#### [WORK TO DO]
Output the material beneath exactly, leaving nothing out.

#### [DATA SUPPLIED]
• • •

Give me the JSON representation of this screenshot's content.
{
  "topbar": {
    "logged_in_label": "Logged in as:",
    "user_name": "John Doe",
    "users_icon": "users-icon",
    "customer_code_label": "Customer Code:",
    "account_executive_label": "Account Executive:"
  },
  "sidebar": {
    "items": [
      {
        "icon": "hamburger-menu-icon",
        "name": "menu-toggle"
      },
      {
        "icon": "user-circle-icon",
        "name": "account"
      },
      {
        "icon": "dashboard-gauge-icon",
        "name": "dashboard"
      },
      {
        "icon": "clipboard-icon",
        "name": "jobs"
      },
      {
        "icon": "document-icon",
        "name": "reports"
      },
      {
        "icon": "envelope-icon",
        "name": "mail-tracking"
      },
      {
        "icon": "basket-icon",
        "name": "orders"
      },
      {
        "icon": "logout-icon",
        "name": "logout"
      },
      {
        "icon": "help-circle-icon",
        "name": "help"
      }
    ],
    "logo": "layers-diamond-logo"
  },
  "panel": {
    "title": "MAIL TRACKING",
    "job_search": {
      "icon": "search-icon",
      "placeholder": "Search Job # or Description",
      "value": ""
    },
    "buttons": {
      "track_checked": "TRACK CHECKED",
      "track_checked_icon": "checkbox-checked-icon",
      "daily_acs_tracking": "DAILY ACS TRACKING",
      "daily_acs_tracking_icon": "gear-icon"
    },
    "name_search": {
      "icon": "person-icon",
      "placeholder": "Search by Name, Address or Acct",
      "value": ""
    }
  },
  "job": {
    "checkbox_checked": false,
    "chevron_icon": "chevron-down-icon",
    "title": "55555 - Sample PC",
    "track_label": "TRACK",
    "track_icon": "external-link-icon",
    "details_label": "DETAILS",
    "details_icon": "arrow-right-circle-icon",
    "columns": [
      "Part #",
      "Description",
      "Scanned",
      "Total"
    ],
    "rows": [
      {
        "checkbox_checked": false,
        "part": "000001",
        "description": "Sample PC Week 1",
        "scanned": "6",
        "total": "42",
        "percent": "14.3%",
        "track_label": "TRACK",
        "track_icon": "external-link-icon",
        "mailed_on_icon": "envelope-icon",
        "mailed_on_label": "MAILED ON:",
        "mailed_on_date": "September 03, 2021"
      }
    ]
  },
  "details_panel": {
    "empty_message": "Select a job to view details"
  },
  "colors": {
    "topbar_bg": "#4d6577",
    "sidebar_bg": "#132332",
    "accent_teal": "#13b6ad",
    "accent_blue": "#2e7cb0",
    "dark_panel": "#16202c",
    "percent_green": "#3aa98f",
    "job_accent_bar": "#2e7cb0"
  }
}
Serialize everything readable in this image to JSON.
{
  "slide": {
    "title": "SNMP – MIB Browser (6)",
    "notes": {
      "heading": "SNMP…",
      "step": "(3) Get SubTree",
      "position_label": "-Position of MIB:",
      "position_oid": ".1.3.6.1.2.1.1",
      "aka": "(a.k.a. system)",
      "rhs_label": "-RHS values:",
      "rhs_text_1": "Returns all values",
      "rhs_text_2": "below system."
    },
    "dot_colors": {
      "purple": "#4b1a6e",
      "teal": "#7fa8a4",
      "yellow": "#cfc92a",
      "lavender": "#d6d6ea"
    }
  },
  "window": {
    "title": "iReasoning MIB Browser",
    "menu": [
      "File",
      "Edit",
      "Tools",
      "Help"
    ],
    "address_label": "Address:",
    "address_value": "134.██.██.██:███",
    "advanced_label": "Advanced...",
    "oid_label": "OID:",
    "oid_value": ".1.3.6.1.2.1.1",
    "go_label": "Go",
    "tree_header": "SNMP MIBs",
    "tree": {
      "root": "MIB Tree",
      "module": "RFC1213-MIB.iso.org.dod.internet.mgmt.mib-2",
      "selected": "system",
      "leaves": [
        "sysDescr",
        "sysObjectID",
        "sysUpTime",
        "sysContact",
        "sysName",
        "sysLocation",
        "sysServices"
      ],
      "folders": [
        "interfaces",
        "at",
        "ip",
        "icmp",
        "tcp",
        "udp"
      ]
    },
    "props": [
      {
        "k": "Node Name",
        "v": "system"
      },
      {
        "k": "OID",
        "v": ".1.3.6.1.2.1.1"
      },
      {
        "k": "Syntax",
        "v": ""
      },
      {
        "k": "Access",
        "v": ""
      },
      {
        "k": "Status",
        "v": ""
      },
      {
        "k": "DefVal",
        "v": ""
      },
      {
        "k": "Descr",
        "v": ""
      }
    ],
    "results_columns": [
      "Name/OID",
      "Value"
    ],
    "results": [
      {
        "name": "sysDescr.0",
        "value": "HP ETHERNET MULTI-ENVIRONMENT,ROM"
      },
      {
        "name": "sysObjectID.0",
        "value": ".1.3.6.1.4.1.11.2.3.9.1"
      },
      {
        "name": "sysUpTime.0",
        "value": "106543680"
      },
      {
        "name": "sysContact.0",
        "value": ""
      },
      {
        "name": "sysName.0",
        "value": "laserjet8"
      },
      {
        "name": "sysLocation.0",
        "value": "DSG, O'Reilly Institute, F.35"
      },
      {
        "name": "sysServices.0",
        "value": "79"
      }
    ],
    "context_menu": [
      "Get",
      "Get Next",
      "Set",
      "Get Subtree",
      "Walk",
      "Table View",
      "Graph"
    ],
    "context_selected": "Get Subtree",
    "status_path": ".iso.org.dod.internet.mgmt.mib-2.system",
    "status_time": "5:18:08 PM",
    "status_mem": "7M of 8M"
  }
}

• • •

#### [RESULT OF THIS TASK]
Give me the JSON representation of this screenshot's content.
{
  "topbar": {
    "logged_in_label": "Logged in as:",
    "user_name": "John Doe",
    "users_icon": "users-icon",
    "customer_code_label": "Customer Code:",
    "account_executive_label": "Account Executive:"
  },
  "sidebar": {
    "items": [
      {
        "icon": "hamburger-menu-icon",
        "name": "menu-toggle"
      },
      {
        "icon": "user-circle-icon",
        "name": "account"
      },
      {
        "icon": "dashboard-gauge-icon",
        "name": "dashboard"
      },
      {
        "icon": "clipboard-icon",
        "name": "jobs"
      },
      {
        "icon": "document-icon",
        "name": "reports"
      },
      {
        "icon": "envelope-icon",
        "name": "mail-tracking"
      },
      {
        "icon": "basket-icon",
        "name": "orders"
      },
      {
        "icon": "logout-icon",
        "name": "logout"
      },
      {
        "icon": "help-circle-icon",
        "name": "help"
      }
    ],
    "logo": "layers-diamond-logo"
  },
  "panel": {
    "title": "MAIL TRACKING",
    "job_search": {
      "icon": "search-icon",
      "placeholder": "Search Job # or Description",
      "value": ""
    },
    "buttons": {
      "track_checked": "TRACK CHECKED",
      "track_checked_icon": "checkbox-checked-icon",
      "daily_acs_tracking": "DAILY ACS TRACKING",
      "daily_acs_tracking_icon": "gear-icon"
    },
    "name_search": {
      "icon": "person-icon",
      "placeholder": "Search by Name, Address or Acct",
      "value": ""
    }
  },
  "job": {
    "checkbox_checked": false,
    "chevron_icon": "chevron-down-icon",
    "title": "55555 - Sample PC",
    "track_label": "TRACK",
    "track_icon": "external-link-icon",
    "details_label": "DETAILS",
    "details_icon": "arrow-right-circle-icon",
    "columns": [
      "Part #",
      "Description",
      "Scanned",
      "Total"
    ],
    "rows": [
      {
        "checkbox_checked": false,
        "part": "000001",
        "description": "Sample PC Week 1",
        "scanned": "6",
        "total": "42",
        "percent": "14.3%",
        "track_label": "TRACK",
        "track_icon": "external-link-icon",
        "mailed_on_icon": "envelope-icon",
        "mailed_on_label": "MAILED ON:",
        "mailed_on_date": "September 03, 2021"
      }
    ]
  },
  "details_panel": {
    "empty_message": "Select a job to view details"
  },
  "colors": {
    "topbar_bg": "#4d6577",
    "sidebar_bg": "#132332",
    "accent_teal": "#13b6ad",
    "accent_blue": "#2e7cb0",
    "dark_panel": "#16202c",
    "percent_green": "#3aa98f",
    "job_accent_bar": "#2e7cb0"
  }
}
Serialize everything readable in this image to JSON.
{
  "slide": {
    "title": "SNMP – MIB Browser (6)",
    "notes": {
      "heading": "SNMP…",
      "step": "(3) Get SubTree",
      "position_label": "-Position of MIB:",
      "position_oid": ".1.3.6.1.2.1.1",
      "aka": "(a.k.a. system)",
      "rhs_label": "-RHS values:",
      "rhs_text_1": "Returns all values",
      "rhs_text_2": "below system."
    },
    "dot_colors": {
      "purple": "#4b1a6e",
      "teal": "#7fa8a4",
      "yellow": "#cfc92a",
      "lavender": "#d6d6ea"
    }
  },
  "window": {
    "title": "iReasoning MIB Browser",
    "menu": [
      "File",
      "Edit",
      "Tools",
      "Help"
    ],
    "address_label": "Address:",
    "address_value": "134.██.██.██:███",
    "advanced_label": "Advanced...",
    "oid_label": "OID:",
    "oid_value": ".1.3.6.1.2.1.1",
    "go_label": "Go",
    "tree_header": "SNMP MIBs",
    "tree": {
      "root": "MIB Tree",
      "module": "RFC1213-MIB.iso.org.dod.internet.mgmt.mib-2",
      "selected": "system",
      "leaves": [
        "sysDescr",
        "sysObjectID",
        "sysUpTime",
        "sysContact",
        "sysName",
        "sysLocation",
        "sysServices"
      ],
      "folders": [
        "interfaces",
        "at",
        "ip",
        "icmp",
        "tcp",
        "udp"
      ]
    },
    "props": [
      {
        "k": "Node Name",
        "v": "system"
      },
      {
        "k": "OID",
        "v": ".1.3.6.1.2.1.1"
      },
      {
        "k": "Syntax",
        "v": ""
      },
      {
        "k": "Access",
        "v": ""
      },
      {
        "k": "Status",
        "v": ""
      },
      {
        "k": "DefVal",
        "v": ""
      },
      {
        "k": "Descr",
        "v": ""
      }
    ],
    "results_columns": [
      "Name/OID",
      "Value"
    ],
    "results": [
      {
        "name": "sysDescr.0",
        "value": "HP ETHERNET MULTI-ENVIRONMENT,ROM"
      },
      {
        "name": "sysObjectID.0",
        "value": ".1.3.6.1.4.1.11.2.3.9.1"
      },
      {
        "name": "sysUpTime.0",
        "value": "106543680"
      },
      {
        "name": "sysContact.0",
        "value": ""
      },
      {
        "name": "sysName.0",
        "value": "laserjet8"
      },
      {
        "name": "sysLocation.0",
        "value": "DSG, O'Reilly Institute, F.35"
      },
      {
        "name": "sysServices.0",
        "value": "79"
      }
    ],
    "context_menu": [
      "Get",
      "Get Next",
      "Set",
      "Get Subtree",
      "Walk",
      "Table View",
      "Graph"
    ],
    "context_selected": "Get Subtree",
    "status_path": ".iso.org.dod.internet.mgmt.mib-2.system",
    "status_time": "5:18:08 PM",
    "status_mem": "7M of 8M"
  }
}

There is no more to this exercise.